- _TASK STATEMENT_
Take the entries below and reproduce them word for word.

[Collected data entries]

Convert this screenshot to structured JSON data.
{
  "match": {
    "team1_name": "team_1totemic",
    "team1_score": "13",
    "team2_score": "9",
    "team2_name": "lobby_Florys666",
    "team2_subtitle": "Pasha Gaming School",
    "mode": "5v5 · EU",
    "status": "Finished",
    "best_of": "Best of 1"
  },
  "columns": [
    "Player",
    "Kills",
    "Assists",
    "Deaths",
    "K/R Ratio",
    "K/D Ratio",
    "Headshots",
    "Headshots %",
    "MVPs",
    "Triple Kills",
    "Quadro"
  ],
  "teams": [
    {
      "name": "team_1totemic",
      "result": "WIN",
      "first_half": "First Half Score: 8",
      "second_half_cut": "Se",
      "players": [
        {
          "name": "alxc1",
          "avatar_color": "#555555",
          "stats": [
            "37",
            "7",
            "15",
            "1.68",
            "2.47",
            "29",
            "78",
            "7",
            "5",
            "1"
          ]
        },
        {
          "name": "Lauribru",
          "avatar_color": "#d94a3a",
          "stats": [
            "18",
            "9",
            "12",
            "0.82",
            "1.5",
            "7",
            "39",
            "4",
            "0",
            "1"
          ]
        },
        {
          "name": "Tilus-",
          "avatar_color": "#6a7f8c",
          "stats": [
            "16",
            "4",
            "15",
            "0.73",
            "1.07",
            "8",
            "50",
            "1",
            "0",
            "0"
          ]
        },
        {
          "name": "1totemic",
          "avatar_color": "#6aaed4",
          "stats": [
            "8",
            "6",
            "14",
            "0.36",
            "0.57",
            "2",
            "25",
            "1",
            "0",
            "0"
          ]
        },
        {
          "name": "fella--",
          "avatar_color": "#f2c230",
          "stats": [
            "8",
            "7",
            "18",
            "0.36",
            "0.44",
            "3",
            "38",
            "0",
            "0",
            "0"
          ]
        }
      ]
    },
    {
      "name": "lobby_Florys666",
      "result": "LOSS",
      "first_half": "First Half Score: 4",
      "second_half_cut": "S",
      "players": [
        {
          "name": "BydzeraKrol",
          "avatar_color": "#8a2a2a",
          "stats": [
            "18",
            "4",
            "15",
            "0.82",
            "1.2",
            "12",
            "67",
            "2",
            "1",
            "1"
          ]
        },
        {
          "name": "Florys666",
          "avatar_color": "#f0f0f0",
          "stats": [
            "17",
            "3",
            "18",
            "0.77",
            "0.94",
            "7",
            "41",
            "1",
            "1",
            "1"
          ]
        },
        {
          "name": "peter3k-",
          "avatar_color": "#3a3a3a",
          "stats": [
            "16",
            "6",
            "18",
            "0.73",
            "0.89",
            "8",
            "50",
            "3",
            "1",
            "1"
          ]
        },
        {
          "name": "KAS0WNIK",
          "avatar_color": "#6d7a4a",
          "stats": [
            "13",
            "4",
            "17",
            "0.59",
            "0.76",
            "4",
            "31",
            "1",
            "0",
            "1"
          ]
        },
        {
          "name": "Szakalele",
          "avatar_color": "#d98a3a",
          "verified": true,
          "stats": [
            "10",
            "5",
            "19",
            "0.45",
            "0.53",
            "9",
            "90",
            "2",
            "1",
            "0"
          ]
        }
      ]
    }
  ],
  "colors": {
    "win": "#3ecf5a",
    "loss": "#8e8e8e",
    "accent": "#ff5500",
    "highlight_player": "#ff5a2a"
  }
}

- _RESULT OF THE EXERCISE_
Convert this screenshot to structured JSON data.
{
  "match": {
    "team1_name": "team_1totemic",
    "team1_score": "13",
    "team2_score": "9",
    "team2_name": "lobby_Florys666",
    "team2_subtitle": "Pasha Gaming School",
    "mode": "5v5 · EU",
    "status": "Finished",
    "best_of": "Best of 1"
  },
  "columns": [
    "Player",
    "Kills",
    "Assists",
    "Deaths",
    "K/R Ratio",
    "K/D Ratio",
    "Headshots",
    "Headshots %",
    "MVPs",
    "Triple Kills",
    "Quadro"
  ],
  "teams": [
    {
      "name": "team_1totemic",
      "result": "WIN",
      "first_half": "First Half Score: 8",
      "second_half_cut": "Se",
      "players": [
        {
          "name": "alxc1",
          "avatar_color": "#555555",
          "stats": [
            "37",
            "7",
            "15",
            "1.68",
            "2.47",
            "29",
            "78",
            "7",
            "5",
            "1"
          ]
        },
        {
          "name": "Lauribru",
          "avatar_color": "#d94a3a",
          "stats": [
            "18",
            "9",
            "12",
            "0.82",
            "1.5",
            "7",
            "39",
            "4",
            "0",
            "1"
          ]
        },
        {
          "name": "Tilus-",
          "avatar_color": "#6a7f8c",
          "stats": [
            "16",
            "4",
            "15",
            "0.73",
            "1.07",
            "8",
            "50",
            "1",
            "0",
            "0"
          ]
        },
        {
          "name": "1totemic",
          "avatar_color": "#6aaed4",
          "stats": [
            "8",
            "6",
            "14",
            "0.36",
            "0.57",
            "2",
            "25",
            "1",
            "0",
            "0"
          ]
        },
        {
          "name": "fella--",
          "avatar_color": "#f2c230",
          "stats": [
            "8",
            "7",
            "18",
            "0.36",
            "0.44",
            "3",
            "38",
            "0",
            "0",
            "0"
          ]
        }
      ]
    },
    {
      "name": "lobby_Florys666",
      "result": "LOSS",
      "first_half": "First Half Score: 4",
      "second_half_cut": "S",
      "players": [
        {
          "name": "BydzeraKrol",
          "avatar_color": "#8a2a2a",
          "stats": [
            "18",
            "4",
            "15",
            "0.82",
            "1.2",
            "12",
            "67",
            "2",
            "1",
            "1"
          ]
        },
        {
          "name": "Florys666",
          "avatar_color": "#f0f0f0",
          "stats": [
            "17",
            "3",
            "18",
            "0.77",
            "0.94",
            "7",
            "41",
            "1",
            "1",
            "1"
          ]
        },
        {
          "name": "peter3k-",
          "avatar_color": "#3a3a3a",
          "stats": [
            "16",
            "6",
            "18",
            "0.73",
            "0.89",
            "8",
            "50",
            "3",
            "1",
            "1"
          ]
        },
        {
          "name": "KAS0WNIK",
          "avatar_color": "#6d7a4a",
          "stats": [
            "13",
            "4",
            "17",
            "0.59",
            "0.76",
            "4",
            "31",
            "1",
            "0",
            "1"
          ]
        },
        {
          "name": "Szakalele",
          "avatar_color": "#d98a3a",
          "verified": true,
          "stats": [
            "10",
            "5",
            "19",
            "0.45",
            "0.53",
            "9",
            "90",
            "2",
            "1",
            "0"
          ]
        }
      ]
    }
  ],
  "colors": {
    "win": "#3ecf5a",
    "loss": "#8e8e8e",
    "accent": "#ff5500",
    "highlight_player": "#ff5a2a"
  }
}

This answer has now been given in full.